WHAT THE TASK REQUIRES ▸ Write each line out exactly, leaving none out.

:: EXTRACTED INFORMATION ::

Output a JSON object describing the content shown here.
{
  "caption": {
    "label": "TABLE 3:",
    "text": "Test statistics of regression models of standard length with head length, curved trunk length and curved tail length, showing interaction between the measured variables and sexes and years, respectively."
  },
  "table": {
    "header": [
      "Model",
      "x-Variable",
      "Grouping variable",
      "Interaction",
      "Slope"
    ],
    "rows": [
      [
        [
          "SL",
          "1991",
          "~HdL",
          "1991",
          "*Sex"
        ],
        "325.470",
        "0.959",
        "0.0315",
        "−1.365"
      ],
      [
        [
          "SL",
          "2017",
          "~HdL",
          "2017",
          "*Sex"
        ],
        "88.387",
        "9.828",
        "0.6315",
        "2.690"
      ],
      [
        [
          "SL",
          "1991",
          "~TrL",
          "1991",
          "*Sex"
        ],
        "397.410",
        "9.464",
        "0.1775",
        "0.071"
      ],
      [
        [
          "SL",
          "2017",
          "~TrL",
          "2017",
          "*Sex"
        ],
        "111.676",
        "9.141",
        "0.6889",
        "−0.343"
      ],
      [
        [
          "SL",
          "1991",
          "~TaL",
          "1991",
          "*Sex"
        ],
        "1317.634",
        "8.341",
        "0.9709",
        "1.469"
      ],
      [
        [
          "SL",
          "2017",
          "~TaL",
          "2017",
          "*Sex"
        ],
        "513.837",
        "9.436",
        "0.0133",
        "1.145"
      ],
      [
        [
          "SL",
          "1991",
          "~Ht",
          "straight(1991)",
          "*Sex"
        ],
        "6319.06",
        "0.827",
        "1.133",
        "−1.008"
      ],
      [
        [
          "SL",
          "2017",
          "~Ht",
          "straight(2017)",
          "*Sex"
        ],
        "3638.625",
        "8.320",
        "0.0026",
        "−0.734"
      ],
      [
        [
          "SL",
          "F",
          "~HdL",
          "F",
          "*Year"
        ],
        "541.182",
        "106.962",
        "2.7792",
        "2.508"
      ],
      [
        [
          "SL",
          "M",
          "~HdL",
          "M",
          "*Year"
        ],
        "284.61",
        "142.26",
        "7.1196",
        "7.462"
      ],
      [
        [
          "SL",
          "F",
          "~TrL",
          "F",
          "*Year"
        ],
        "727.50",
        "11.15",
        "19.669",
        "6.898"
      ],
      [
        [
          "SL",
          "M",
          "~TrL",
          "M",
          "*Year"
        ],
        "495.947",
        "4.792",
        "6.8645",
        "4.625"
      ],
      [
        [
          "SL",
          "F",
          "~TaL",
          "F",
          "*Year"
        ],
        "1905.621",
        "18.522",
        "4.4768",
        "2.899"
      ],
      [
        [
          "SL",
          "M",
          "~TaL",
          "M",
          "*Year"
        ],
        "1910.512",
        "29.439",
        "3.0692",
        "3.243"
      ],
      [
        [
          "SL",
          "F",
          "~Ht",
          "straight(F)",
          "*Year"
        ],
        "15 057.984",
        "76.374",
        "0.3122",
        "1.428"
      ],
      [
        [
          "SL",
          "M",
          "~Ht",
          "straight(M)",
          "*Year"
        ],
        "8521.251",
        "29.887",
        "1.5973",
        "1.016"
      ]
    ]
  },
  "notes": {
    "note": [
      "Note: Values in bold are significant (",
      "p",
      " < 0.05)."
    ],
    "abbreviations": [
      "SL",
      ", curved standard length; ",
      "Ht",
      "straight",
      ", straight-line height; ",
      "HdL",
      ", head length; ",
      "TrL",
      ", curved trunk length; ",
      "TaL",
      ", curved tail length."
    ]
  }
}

:::

WRITTEN ANSWER ▸
Output a JSON object describing the content shown here.
{
  "caption": {
    "label": "TABLE 3:",
    "text": "Test statistics of regression models of standard length with head length, curved trunk length and curved tail length, showing interaction between the measured variables and sexes and years, respectively."
  },
  "table": {
    "header": [
      "Model",
      "x-Variable",
      "Grouping variable",
      "Interaction",
      "Slope"
    ],
    "rows": [
      [
        [
          "SL",
          "1991",
          "~HdL",
          "1991",
          "*Sex"
        ],
        "325.470",
        "0.959",
        "0.0315",
        "−1.365"
      ],
      [
        [
          "SL",
          "2017",
          "~HdL",
          "2017",
          "*Sex"
        ],
        "88.387",
        "9.828",
        "0.6315",
        "2.690"
      ],
      [
        [
          "SL",
          "1991",
          "~TrL",
          "1991",
          "*Sex"
        ],
        "397.410",
        "9.464",
        "0.1775",
        "0.071"
      ],
      [
        [
          "SL",
          "2017",
          "~TrL",
          "2017",
          "*Sex"
        ],
        "111.676",
        "9.141",
        "0.6889",
        "−0.343"
      ],
      [
        [
          "SL",
          "1991",
          "~TaL",
          "1991",
          "*Sex"
        ],
        "1317.634",
        "8.341",
        "0.9709",
        "1.469"
      ],
      [
        [
          "SL",
          "2017",
          "~TaL",
          "2017",
          "*Sex"
        ],
        "513.837",
        "9.436",
        "0.0133",
        "1.145"
      ],
      [
        [
          "SL",
          "1991",
          "~Ht",
          "straight(1991)",
          "*Sex"
        ],
        "6319.06",
        "0.827",
        "1.133",
        "−1.008"
      ],
      [
        [
          "SL",
          "2017",
          "~Ht",
          "straight(2017)",
          "*Sex"
        ],
        "3638.625",
        "8.320",
        "0.0026",
        "−0.734"
      ],
      [
        [
          "SL",
          "F",
          "~HdL",
          "F",
          "*Year"
        ],
        "541.182",
        "106.962",
        "2.7792",
        "2.508"
      ],
      [
        [
          "SL",
          "M",
          "~HdL",
          "M",
          "*Year"
        ],
        "284.61",
        "142.26",
        "7.1196",
        "7.462"
      ],
      [
        [
          "SL",
          "F",
          "~TrL",
          "F",
          "*Year"
        ],
        "727.50",
        "11.15",
        "19.669",
        "6.898"
      ],
      [
        [
          "SL",
          "M",
          "~TrL",
          "M",
          "*Year"
        ],
        "495.947",
        "4.792",
        "6.8645",
        "4.625"
      ],
      [
        [
          "SL",
          "F",
          "~TaL",
          "F",
          "*Year"
        ],
        "1905.621",
        "18.522",
        "4.4768",
        "2.899"
      ],
      [
        [
          "SL",
          "M",
          "~TaL",
          "M",
          "*Year"
        ],
        "1910.512",
        "29.439",
        "3.0692",
        "3.243"
      ],
      [
        [
          "SL",
          "F",
          "~Ht",
          "straight(F)",
          "*Year"
        ],
        "15 057.984",
        "76.374",
        "0.3122",
        "1.428"
      ],
      [
        [
          "SL",
          "M",
          "~Ht",
          "straight(M)",
          "*Year"
        ],
        "8521.251",
        "29.887",
        "1.5973",
        "1.016"
      ]
    ]
  },
  "notes": {
    "note": [
      "Note: Values in bold are significant (",
      "p",
      " < 0.05)."
    ],
    "abbreviations": [
      "SL",
      ", curved standard length; ",
      "Ht",
      "straight",
      ", straight-line height; ",
      "HdL",
      ", head length; ",
      "TrL",
      ", curved trunk length; ",
      "TaL",
      ", curved tail length."
    ]
  }
}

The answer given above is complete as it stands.